Within the data that follows, how many lines carry the string "August"? Give the number alone.

• Input records
+===+
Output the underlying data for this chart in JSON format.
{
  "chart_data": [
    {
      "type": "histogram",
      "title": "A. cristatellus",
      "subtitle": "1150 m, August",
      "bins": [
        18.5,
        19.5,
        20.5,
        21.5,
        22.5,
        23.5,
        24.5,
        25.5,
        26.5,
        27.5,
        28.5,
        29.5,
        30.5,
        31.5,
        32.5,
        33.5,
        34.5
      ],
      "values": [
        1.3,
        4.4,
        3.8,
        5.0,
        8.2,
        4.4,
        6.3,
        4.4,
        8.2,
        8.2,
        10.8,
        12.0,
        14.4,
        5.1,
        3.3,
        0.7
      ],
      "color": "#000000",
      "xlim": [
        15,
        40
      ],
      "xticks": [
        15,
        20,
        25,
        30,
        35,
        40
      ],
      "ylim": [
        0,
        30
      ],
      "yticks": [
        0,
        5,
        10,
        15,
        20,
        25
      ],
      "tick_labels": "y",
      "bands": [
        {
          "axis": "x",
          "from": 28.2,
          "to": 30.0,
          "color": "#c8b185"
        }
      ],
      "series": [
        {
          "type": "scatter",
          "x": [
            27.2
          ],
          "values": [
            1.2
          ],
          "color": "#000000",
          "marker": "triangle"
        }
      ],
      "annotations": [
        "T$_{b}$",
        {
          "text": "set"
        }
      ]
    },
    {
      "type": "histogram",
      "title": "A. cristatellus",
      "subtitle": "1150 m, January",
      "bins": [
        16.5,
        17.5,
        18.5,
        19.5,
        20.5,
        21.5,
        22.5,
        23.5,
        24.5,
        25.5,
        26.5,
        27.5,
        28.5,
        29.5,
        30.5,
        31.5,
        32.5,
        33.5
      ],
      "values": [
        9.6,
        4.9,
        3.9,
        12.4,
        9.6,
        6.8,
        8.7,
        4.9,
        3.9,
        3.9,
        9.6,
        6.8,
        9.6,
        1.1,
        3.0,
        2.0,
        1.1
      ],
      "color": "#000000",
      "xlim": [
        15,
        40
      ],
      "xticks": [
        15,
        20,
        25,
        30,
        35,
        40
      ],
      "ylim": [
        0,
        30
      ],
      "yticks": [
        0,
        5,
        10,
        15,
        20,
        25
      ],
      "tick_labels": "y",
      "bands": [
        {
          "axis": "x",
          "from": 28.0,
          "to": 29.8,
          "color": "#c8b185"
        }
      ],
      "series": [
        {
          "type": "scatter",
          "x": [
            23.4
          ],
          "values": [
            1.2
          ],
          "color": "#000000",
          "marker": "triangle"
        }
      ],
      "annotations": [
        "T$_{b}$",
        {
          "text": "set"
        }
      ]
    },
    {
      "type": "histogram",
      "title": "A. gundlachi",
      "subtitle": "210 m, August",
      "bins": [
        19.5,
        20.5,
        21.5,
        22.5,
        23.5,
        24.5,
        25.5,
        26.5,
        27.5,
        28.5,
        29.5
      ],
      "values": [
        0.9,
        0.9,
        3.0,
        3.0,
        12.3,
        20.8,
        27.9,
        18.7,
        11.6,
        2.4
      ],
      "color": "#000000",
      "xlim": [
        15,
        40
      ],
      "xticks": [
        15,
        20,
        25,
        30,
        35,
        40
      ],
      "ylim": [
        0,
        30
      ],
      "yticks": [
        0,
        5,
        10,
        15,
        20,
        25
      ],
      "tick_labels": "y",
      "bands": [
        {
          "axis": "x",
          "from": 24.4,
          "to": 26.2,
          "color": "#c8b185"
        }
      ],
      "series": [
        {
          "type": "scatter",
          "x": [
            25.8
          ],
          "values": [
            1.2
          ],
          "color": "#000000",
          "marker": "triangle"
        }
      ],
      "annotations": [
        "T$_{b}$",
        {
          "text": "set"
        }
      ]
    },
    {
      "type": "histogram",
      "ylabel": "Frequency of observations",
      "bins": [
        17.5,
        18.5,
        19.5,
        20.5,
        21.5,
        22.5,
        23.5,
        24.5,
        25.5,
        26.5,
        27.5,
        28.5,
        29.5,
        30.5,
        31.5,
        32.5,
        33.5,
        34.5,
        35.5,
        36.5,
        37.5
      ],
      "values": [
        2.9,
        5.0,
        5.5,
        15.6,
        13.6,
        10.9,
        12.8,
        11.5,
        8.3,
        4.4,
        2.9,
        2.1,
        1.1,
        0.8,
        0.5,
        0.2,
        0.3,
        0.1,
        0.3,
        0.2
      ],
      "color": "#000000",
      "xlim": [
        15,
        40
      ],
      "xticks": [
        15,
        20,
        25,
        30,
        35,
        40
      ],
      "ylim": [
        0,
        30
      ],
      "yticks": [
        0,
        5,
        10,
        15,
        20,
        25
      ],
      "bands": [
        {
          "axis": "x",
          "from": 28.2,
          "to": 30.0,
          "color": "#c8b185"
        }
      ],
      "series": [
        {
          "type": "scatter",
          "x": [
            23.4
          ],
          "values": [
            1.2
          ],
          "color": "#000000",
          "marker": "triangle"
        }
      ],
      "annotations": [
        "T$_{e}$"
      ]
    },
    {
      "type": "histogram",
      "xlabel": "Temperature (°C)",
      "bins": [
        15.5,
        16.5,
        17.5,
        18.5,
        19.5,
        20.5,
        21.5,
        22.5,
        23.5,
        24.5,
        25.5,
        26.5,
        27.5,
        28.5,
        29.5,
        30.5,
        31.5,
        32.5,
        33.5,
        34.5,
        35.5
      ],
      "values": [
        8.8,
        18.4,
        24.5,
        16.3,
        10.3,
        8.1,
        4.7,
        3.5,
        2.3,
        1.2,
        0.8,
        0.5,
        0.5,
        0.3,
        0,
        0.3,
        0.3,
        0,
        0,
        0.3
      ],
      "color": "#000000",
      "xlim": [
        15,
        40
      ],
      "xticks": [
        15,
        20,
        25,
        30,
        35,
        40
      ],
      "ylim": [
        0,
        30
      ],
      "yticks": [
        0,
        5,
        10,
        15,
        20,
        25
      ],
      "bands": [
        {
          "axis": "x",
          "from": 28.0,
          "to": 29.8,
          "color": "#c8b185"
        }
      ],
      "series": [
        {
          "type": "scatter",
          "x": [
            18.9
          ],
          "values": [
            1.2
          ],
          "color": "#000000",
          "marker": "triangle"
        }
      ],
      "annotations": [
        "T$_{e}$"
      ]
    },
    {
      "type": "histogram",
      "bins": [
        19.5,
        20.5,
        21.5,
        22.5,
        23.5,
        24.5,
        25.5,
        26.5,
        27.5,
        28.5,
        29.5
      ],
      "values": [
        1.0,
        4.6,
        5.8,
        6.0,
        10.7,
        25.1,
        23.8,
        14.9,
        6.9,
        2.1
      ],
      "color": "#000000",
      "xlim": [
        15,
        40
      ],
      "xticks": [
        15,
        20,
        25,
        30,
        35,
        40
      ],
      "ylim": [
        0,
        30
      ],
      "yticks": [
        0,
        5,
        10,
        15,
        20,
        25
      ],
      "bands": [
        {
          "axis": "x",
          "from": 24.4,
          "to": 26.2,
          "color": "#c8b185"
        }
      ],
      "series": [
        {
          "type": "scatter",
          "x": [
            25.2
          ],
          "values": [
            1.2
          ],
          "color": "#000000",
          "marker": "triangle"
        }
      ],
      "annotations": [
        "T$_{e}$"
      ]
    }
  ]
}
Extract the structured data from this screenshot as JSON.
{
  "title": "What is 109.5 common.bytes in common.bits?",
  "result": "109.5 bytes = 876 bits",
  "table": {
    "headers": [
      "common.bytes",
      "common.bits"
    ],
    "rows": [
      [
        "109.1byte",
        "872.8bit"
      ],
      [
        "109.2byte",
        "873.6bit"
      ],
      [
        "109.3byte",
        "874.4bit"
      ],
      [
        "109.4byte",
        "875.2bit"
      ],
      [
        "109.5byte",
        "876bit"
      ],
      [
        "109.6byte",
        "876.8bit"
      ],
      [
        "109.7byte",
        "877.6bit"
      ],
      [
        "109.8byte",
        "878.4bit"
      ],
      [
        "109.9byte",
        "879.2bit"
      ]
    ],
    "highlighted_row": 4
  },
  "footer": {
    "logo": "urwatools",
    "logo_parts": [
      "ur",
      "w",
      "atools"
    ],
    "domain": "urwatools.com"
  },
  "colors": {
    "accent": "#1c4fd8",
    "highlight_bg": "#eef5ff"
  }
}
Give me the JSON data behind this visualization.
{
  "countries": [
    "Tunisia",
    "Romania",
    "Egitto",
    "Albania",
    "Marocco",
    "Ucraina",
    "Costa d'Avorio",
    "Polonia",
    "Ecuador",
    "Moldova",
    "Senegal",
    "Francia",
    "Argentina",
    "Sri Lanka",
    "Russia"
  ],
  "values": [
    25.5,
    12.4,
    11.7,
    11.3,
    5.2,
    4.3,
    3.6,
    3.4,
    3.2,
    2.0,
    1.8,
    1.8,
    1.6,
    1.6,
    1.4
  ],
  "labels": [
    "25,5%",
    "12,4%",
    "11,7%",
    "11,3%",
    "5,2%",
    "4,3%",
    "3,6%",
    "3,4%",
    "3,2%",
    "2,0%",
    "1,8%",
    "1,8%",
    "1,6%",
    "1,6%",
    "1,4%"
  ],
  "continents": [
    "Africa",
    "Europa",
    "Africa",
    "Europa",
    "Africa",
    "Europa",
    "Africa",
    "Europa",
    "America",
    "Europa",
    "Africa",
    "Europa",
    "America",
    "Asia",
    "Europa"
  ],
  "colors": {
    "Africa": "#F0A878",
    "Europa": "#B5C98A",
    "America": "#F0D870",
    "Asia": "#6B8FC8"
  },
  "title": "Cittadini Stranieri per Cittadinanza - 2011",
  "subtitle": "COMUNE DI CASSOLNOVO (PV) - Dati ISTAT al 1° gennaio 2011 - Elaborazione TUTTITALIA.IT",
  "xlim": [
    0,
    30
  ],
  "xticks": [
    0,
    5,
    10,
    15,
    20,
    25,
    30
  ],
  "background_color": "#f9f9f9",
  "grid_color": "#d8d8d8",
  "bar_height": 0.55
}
+===+
• Solution for this task
2